### EXERCISE AIM
Gather, from the data below, each line in which the word "lllamiiia" occurs.
****************
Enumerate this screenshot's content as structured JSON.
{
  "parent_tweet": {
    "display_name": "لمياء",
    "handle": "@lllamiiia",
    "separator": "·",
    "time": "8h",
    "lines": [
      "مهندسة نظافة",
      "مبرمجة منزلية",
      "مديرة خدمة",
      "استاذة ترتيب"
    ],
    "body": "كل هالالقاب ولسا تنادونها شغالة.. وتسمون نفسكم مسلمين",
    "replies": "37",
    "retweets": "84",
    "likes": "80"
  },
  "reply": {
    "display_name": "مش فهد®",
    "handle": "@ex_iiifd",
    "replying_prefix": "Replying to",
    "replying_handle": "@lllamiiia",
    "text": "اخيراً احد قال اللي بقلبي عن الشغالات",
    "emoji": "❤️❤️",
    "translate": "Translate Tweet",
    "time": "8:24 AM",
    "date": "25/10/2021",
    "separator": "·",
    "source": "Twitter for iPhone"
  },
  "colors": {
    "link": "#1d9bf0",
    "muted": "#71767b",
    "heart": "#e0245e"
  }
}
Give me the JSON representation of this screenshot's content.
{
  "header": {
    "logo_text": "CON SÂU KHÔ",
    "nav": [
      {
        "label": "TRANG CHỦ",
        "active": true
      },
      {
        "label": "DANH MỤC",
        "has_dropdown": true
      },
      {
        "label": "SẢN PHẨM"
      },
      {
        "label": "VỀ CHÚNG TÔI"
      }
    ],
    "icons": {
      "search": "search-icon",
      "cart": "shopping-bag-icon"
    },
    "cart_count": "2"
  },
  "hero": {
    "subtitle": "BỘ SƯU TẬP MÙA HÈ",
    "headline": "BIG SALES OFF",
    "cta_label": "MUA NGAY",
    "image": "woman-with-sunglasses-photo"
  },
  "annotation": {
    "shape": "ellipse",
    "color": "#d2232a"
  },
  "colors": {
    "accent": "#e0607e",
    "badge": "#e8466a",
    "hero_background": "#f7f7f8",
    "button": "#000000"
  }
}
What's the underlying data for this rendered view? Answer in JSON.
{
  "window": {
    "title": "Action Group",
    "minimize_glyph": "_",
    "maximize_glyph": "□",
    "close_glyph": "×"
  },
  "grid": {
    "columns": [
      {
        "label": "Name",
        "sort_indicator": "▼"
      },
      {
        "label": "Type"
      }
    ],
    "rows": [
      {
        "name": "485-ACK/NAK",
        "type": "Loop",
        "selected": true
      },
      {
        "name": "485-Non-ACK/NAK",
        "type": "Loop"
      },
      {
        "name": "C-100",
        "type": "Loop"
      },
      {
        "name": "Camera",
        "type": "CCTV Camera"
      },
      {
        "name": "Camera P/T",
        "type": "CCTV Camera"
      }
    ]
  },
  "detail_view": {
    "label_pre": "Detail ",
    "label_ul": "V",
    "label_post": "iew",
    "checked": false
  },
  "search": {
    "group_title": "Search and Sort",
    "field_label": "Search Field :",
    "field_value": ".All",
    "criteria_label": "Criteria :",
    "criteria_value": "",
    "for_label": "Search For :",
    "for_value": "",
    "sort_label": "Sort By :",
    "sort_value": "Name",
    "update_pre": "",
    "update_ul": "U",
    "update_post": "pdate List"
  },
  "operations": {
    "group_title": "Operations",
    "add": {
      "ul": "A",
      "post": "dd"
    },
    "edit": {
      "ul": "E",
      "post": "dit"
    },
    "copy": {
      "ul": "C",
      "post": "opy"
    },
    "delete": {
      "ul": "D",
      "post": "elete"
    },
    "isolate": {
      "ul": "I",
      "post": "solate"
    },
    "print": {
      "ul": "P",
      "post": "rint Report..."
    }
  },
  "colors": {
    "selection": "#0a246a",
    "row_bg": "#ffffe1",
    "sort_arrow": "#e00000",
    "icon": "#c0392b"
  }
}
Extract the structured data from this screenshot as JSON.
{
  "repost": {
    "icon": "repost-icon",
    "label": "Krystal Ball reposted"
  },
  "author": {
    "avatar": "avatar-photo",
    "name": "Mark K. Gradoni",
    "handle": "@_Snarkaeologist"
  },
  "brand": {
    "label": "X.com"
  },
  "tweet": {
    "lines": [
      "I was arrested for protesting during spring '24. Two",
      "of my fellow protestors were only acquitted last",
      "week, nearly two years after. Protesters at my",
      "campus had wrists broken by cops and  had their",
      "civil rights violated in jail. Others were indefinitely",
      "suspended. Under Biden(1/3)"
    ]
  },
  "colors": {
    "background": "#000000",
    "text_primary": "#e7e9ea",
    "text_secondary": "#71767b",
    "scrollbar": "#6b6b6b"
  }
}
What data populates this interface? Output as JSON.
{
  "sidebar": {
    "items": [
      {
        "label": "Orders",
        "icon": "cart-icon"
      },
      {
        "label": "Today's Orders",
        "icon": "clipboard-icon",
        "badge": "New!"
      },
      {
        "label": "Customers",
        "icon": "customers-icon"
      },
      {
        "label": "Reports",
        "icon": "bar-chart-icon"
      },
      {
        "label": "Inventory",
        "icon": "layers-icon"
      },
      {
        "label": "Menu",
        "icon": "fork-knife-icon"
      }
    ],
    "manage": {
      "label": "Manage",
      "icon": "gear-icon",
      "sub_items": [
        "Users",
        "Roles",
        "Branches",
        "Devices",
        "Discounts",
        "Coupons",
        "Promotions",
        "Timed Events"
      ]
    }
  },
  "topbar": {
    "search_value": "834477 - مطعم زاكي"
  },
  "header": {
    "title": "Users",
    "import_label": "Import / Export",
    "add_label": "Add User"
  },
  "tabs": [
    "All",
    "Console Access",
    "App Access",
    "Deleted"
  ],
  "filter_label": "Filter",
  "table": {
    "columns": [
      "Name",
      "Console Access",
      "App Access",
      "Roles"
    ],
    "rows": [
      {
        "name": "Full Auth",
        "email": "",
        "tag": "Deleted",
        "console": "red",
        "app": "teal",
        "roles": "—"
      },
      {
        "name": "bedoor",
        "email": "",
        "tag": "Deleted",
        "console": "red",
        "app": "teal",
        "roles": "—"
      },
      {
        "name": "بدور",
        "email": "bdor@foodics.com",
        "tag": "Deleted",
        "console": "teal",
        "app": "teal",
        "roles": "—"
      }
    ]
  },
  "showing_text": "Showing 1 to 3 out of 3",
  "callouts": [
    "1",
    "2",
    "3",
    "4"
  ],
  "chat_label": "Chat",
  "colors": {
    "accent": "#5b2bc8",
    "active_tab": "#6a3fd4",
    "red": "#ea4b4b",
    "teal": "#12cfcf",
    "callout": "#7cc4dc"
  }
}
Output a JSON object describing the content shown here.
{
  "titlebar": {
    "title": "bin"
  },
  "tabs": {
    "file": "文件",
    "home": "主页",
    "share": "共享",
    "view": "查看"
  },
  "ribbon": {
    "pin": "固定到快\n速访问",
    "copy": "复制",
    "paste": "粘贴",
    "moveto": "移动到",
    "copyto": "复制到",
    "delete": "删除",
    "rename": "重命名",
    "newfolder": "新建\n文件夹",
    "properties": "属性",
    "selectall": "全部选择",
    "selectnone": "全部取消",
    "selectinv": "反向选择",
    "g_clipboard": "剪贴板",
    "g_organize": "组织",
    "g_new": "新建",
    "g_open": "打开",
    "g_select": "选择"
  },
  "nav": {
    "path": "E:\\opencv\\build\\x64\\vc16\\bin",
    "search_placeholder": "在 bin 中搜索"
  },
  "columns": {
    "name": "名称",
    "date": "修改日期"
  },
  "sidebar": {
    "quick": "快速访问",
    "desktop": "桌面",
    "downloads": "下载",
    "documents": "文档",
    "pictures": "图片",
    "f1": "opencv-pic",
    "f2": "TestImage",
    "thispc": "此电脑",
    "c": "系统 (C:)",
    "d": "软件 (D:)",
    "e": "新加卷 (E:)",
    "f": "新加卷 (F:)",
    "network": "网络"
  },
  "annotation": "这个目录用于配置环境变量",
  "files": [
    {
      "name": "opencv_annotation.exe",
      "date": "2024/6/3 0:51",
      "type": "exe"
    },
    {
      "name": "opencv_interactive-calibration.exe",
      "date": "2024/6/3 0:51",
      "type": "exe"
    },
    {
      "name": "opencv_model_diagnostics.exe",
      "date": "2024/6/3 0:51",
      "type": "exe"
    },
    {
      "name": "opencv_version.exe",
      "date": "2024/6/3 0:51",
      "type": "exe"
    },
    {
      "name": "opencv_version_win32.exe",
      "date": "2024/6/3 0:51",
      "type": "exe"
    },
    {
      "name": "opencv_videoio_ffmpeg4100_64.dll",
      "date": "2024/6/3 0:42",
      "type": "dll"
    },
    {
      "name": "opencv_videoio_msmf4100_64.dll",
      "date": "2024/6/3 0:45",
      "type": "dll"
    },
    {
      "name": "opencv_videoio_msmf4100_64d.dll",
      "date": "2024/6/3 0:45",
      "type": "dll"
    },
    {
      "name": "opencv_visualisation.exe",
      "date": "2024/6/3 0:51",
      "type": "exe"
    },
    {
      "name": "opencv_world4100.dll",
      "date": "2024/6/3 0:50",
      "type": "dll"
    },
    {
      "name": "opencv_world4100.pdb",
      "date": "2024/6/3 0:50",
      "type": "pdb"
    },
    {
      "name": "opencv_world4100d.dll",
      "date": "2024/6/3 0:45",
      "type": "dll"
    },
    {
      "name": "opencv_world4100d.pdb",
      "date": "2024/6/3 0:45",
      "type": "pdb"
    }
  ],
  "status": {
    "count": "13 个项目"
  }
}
****************
### EXERCISE RESULT
    "handle": "@lllamiiia",
    "replying_handle": "@lllamiiia",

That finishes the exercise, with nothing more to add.